[START Records shown]
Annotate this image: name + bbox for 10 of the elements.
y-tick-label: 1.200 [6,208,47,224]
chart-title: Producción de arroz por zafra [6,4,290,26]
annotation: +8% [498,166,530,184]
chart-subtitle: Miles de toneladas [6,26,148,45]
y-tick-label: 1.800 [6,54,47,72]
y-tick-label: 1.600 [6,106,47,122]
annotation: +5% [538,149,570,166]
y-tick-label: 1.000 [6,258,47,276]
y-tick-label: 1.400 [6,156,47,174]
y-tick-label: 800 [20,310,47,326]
[END Records shown]
## Challenge
Reproduce the records above, replacing "annotation" with "callout" in every place it occurs and leaving everything else unchanged.

## Solution to this exercise
Annotate this image: name + bbox for 10 of the elements.
y-tick-label: 1.200 [6,208,47,224]
chart-title: Producción de arroz por zafra [6,4,290,26]
callout: +8% [498,166,530,184]
chart-subtitle: Miles de toneladas [6,26,148,45]
y-tick-label: 1.800 [6,54,47,72]
y-tick-label: 1.600 [6,106,47,122]
callout: +5% [538,149,570,166]
y-tick-label: 1.000 [6,258,47,276]
y-tick-label: 1.400 [6,156,47,174]
y-tick-label: 800 [20,310,47,326]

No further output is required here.